SHORT EXERCISE — Copy out each line of the material below that holds the string "text".

Stored data
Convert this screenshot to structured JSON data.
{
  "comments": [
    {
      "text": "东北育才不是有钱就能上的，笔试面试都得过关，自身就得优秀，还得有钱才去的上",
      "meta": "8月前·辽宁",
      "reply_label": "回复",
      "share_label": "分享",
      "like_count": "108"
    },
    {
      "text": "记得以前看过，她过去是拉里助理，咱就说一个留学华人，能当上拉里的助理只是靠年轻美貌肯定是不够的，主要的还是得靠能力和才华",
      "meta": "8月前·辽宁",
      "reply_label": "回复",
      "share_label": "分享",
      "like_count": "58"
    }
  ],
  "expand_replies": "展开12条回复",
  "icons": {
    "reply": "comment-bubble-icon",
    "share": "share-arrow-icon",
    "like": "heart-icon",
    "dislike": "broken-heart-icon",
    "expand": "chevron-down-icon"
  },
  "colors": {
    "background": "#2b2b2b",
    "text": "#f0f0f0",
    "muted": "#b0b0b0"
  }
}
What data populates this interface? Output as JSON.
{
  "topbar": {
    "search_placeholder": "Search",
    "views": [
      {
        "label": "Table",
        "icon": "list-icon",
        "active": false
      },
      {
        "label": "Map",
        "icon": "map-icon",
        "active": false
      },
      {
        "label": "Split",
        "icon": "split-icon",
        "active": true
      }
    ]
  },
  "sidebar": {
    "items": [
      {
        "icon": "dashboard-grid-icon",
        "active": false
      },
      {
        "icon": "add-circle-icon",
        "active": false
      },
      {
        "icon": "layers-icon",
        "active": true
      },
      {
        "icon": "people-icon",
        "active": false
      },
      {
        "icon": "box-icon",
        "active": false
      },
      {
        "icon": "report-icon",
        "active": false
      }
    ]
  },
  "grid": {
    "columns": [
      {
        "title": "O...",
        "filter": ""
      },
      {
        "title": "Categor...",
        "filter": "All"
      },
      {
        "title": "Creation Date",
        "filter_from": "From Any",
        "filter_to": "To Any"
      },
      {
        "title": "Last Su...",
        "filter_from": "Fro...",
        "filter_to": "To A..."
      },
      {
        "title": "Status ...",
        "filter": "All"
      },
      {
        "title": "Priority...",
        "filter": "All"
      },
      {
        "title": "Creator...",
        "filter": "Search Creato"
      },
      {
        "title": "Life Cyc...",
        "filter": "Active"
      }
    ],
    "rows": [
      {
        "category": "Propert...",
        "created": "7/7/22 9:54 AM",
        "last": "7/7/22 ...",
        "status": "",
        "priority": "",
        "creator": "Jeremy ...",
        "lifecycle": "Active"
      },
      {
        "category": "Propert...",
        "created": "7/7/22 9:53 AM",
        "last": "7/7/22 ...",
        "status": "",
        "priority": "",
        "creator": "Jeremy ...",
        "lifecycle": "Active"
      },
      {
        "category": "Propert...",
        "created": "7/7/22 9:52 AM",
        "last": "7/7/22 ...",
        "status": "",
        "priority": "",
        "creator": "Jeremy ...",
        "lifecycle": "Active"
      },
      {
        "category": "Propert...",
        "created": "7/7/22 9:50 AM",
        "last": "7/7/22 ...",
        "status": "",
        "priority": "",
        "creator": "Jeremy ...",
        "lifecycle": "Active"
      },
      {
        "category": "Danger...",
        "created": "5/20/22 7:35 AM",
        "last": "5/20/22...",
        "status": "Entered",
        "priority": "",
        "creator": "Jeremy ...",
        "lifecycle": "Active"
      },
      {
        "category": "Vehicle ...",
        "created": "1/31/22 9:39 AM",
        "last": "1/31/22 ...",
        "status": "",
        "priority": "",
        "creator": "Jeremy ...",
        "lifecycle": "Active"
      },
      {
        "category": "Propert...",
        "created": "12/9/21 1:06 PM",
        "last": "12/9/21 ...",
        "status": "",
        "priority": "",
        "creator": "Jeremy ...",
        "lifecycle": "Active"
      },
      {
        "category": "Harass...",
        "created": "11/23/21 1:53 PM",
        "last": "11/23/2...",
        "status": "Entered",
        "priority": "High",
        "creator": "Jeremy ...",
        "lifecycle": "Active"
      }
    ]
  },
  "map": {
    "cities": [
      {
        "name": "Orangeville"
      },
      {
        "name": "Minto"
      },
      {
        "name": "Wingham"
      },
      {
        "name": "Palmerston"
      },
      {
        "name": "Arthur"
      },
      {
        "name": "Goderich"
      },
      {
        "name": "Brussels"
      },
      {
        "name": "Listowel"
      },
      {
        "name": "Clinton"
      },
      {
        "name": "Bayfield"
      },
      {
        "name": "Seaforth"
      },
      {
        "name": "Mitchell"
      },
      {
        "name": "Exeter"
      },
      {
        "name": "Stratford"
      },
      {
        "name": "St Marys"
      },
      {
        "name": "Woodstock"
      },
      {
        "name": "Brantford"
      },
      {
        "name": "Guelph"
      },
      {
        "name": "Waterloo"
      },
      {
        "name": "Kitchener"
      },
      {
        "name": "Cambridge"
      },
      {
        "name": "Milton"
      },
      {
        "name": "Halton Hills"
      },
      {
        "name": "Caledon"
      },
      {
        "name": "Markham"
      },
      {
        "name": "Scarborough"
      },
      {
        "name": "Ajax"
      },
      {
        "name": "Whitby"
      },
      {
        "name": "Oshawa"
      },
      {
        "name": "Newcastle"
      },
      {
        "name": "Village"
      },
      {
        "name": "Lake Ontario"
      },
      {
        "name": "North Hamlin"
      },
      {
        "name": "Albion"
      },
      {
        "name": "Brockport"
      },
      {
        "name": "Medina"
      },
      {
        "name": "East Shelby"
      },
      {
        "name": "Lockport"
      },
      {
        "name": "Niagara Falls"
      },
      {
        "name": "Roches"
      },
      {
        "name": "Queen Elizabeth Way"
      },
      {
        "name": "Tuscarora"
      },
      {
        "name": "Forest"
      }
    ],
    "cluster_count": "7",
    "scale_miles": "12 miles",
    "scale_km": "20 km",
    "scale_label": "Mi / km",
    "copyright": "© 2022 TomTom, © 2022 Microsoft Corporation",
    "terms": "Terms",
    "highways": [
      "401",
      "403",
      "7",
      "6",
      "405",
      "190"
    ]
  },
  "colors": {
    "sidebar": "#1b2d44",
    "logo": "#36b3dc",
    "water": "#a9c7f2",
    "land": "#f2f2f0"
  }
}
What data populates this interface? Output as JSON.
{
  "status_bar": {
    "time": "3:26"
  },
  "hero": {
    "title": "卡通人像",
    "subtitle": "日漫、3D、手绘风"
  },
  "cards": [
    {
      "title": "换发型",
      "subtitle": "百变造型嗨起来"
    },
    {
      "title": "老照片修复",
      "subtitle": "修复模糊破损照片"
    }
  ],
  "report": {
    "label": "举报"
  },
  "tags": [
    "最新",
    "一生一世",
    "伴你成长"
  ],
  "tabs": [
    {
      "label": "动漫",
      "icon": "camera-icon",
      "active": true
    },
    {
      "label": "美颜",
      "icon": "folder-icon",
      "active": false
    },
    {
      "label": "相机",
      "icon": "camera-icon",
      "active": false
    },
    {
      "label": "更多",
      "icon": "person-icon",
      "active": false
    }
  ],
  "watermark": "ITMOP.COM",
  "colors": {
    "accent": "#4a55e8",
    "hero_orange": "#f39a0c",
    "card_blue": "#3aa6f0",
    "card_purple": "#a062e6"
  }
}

RESPONSE TO THIS TASK —
      "text": "东北育才不是有钱就能上的，笔试面试都得过关，自身就得优秀，还得有钱才去的上",
      "text": "记得以前看过，她过去是拉里助理，咱就说一个留学华人，能当上拉里的助理只是靠年轻美貌肯定是不够的，主要的还是得靠能力和才华",
    "text": "#f0f0f0",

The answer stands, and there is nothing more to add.